*To be done*: Please transcribe the listing below in full and word for word, without its pictures.

*Excerpted data*:
================

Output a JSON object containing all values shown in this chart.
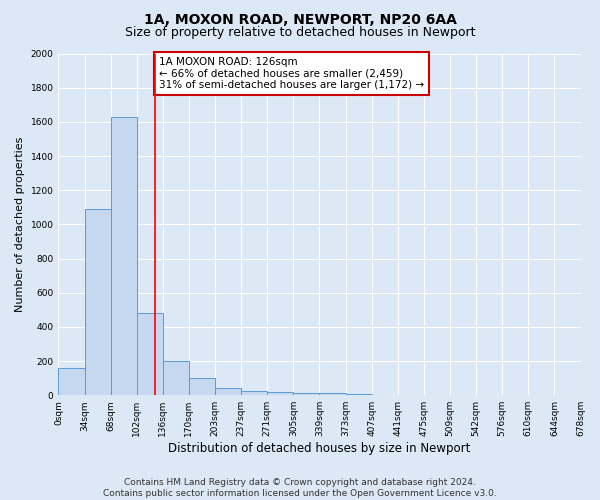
{
  "title1": "1A, MOXON ROAD, NEWPORT, NP20 6AA",
  "title2": "Size of property relative to detached houses in Newport",
  "xlabel": "Distribution of detached houses by size in Newport",
  "ylabel": "Number of detached properties",
  "bar_values": [
    160,
    1090,
    1630,
    480,
    200,
    100,
    40,
    25,
    20,
    15,
    10,
    8,
    0,
    0,
    0,
    0,
    0,
    0,
    0
  ],
  "tick_labels": [
    "0sqm",
    "34sqm",
    "68sqm",
    "102sqm",
    "136sqm",
    "170sqm",
    "203sqm",
    "237sqm",
    "271sqm",
    "305sqm",
    "339sqm",
    "373sqm",
    "407sqm",
    "441sqm",
    "475sqm",
    "509sqm",
    "542sqm",
    "576sqm",
    "610sqm",
    "644sqm",
    "678sqm"
  ],
  "bar_color": "#c5d8f0",
  "bar_edge_color": "#5b9bd5",
  "bg_color": "#dce8f5",
  "grid_color": "#ffffff",
  "vline_bin": 3,
  "vline_color": "red",
  "annotation_text": "1A MOXON ROAD: 126sqm\n← 66% of detached houses are smaller (2,459)\n31% of semi-detached houses are larger (1,172) →",
  "annotation_box_color": "white",
  "annotation_box_edge": "#cc0000",
  "ylim": [
    0,
    2000
  ],
  "yticks": [
    0,
    200,
    400,
    600,
    800,
    1000,
    1200,
    1400,
    1600,
    1800,
    2000
  ],
  "footer_text": "Contains HM Land Registry data © Crown copyright and database right 2024.\nContains public sector information licensed under the Open Government Licence v3.0.",
  "title1_fontsize": 10,
  "title2_fontsize": 9,
  "xlabel_fontsize": 8.5,
  "ylabel_fontsize": 8,
  "tick_fontsize": 6.5,
  "annotation_fontsize": 7.5,
  "footer_fontsize": 6.5
}
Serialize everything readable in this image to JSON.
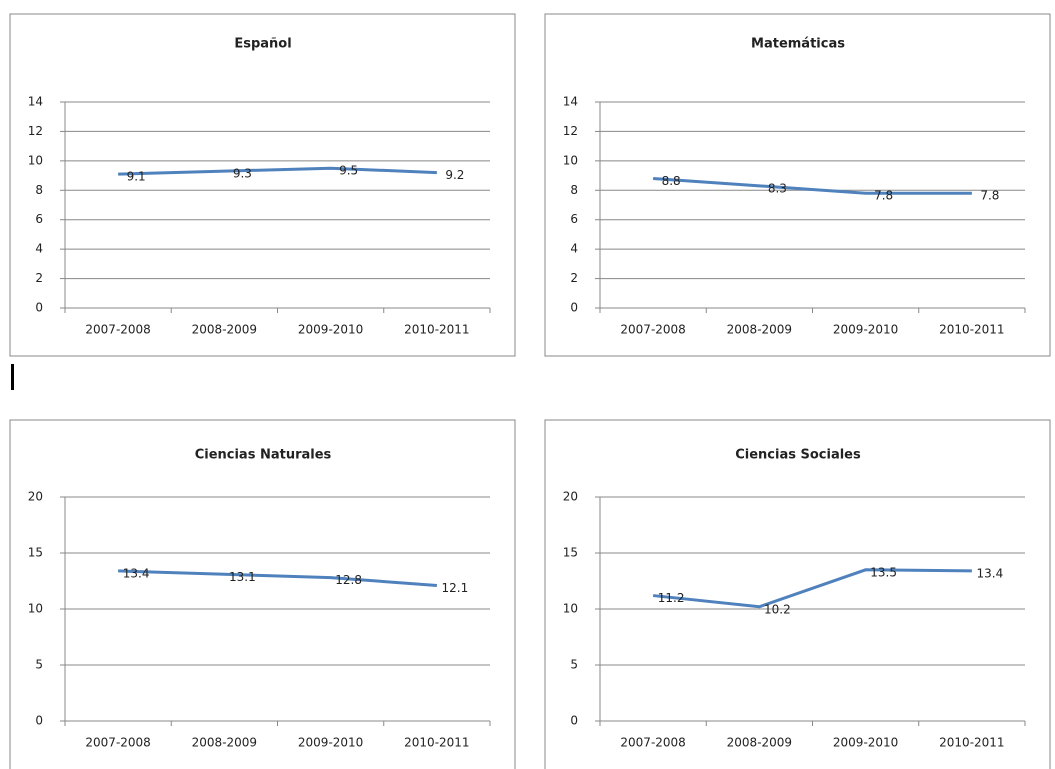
{
  "chart_data": [
    {
      "type": "line",
      "title": "Español",
      "categories": [
        "2007-2008",
        "2008-2009",
        "2009-2010",
        "2010-2011"
      ],
      "series": [
        {
          "color": "#4f81bd",
          "values": [
            9.1,
            9.3,
            9.5,
            9.2
          ]
        }
      ],
      "ylim": [
        0,
        14
      ],
      "yticks": [
        0,
        2,
        4,
        6,
        8,
        10,
        12,
        14
      ],
      "grid": true
    },
    {
      "type": "line",
      "title": "Matemáticas",
      "categories": [
        "2007-2008",
        "2008-2009",
        "2009-2010",
        "2010-2011"
      ],
      "series": [
        {
          "color": "#4f81bd",
          "values": [
            8.8,
            8.3,
            7.8,
            7.8
          ]
        }
      ],
      "ylim": [
        0,
        14
      ],
      "yticks": [
        0,
        2,
        4,
        6,
        8,
        10,
        12,
        14
      ],
      "grid": true
    },
    {
      "type": "line",
      "title": "Ciencias Naturales",
      "categories": [
        "2007-2008",
        "2008-2009",
        "2009-2010",
        "2010-2011"
      ],
      "series": [
        {
          "color": "#4f81bd",
          "values": [
            13.4,
            13.1,
            12.8,
            12.1
          ]
        }
      ],
      "ylim": [
        0,
        20
      ],
      "yticks": [
        0,
        5,
        10,
        15,
        20
      ],
      "grid": true
    },
    {
      "type": "line",
      "title": "Ciencias Sociales",
      "categories": [
        "2007-2008",
        "2008-2009",
        "2009-2010",
        "2010-2011"
      ],
      "series": [
        {
          "color": "#4f81bd",
          "values": [
            11.2,
            10.2,
            13.5,
            13.4
          ]
        }
      ],
      "ylim": [
        0,
        20
      ],
      "yticks": [
        0,
        5,
        10,
        15,
        20
      ],
      "grid": true
    }
  ]
}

================

*Correct answer*:
Output a JSON object containing all values shown in this chart.
{
  "title1": "1A, MOXON ROAD, NEWPORT, NP20 6AA",
  "title2": "Size of property relative to detached houses in Newport",
  "xlabel": "Distribution of detached houses by size in Newport",
  "ylabel": "Number of detached properties",
  "bar_values": [
    160,
    1090,
    1630,
    480,
    200,
    100,
    40,
    25,
    20,
    15,
    10,
    8,
    0,
    0,
    0,
    0,
    0,
    0,
    0
  ],
  "tick_labels": [
    "0sqm",
    "34sqm",
    "68sqm",
    "102sqm",
    "136sqm",
    "170sqm",
    "203sqm",
    "237sqm",
    "271sqm",
    "305sqm",
    "339sqm",
    "373sqm",
    "407sqm",
    "441sqm",
    "475sqm",
    "509sqm",
    "542sqm",
    "576sqm",
    "610sqm",
    "644sqm",
    "678sqm"
  ],
  "bar_color": "#c5d8f0",
  "bar_edge_color": "#5b9bd5",
  "bg_color": "#dce8f5",
  "grid_color": "#ffffff",
  "vline_bin": 3,
  "vline_color": "red",
  "annotation_text": "1A MOXON ROAD: 126sqm\n← 66% of detached houses are smaller (2,459)\n31% of semi-detached houses are larger (1,172) →",
  "annotation_box_color": "white",
  "annotation_box_edge": "#cc0000",
  "ylim": [
    0,
    2000
  ],
  "yticks": [
    0,
    200,
    400,
    600,
    800,
    1000,
    1200,
    1400,
    1600,
    1800,
    2000
  ],
  "footer_text": "Contains HM Land Registry data © Crown copyright and database right 2024.\nContains public sector information licensed under the Open Government Licence v3.0.",
  "title1_fontsize": 10,
  "title2_fontsize": 9,
  "xlabel_fontsize": 8.5,
  "ylabel_fontsize": 8,
  "tick_fontsize": 6.5,
  "annotation_fontsize": 7.5,
  "footer_fontsize": 6.5
}
Serialize everything readable in this image to JSON.
{
  "chart_data": [
    {
      "type": "line",
      "title": "Español",
      "categories": [
        "2007-2008",
        "2008-2009",
        "2009-2010",
        "2010-2011"
      ],
      "series": [
        {
          "color": "#4f81bd",
          "values": [
            9.1,
            9.3,
            9.5,
            9.2
          ]
        }
      ],
      "ylim": [
        0,
        14
      ],
      "yticks": [
        0,
        2,
        4,
        6,
        8,
        10,
        12,
        14
      ],
      "grid": true
    },
    {
      "type": "line",
      "title": "Matemáticas",
      "categories": [
        "2007-2008",
        "2008-2009",
        "2009-2010",
        "2010-2011"
      ],
      "series": [
        {
          "color": "#4f81bd",
          "values": [
            8.8,
            8.3,
            7.8,
            7.8
          ]
        }
      ],
      "ylim": [
        0,
        14
      ],
      "yticks": [
        0,
        2,
        4,
        6,
        8,
        10,
        12,
        14
      ],
      "grid": true
    },
    {
      "type": "line",
      "title": "Ciencias Naturales",
      "categories": [
        "2007-2008",
        "2008-2009",
        "2009-2010",
        "2010-2011"
      ],
      "series": [
        {
          "color": "#4f81bd",
          "values": [
            13.4,
            13.1,
            12.8,
            12.1
          ]
        }
      ],
      "ylim": [
        0,
        20
      ],
      "yticks": [
        0,
        5,
        10,
        15,
        20
      ],
      "grid": true
    },
    {
      "type": "line",
      "title": "Ciencias Sociales",
      "categories": [
        "2007-2008",
        "2008-2009",
        "2009-2010",
        "2010-2011"
      ],
      "series": [
        {
          "color": "#4f81bd",
          "values": [
            11.2,
            10.2,
            13.5,
            13.4
          ]
        }
      ],
      "ylim": [
        0,
        20
      ],
      "yticks": [
        0,
        5,
        10,
        15,
        20
      ],
      "grid": true
    }
  ]
}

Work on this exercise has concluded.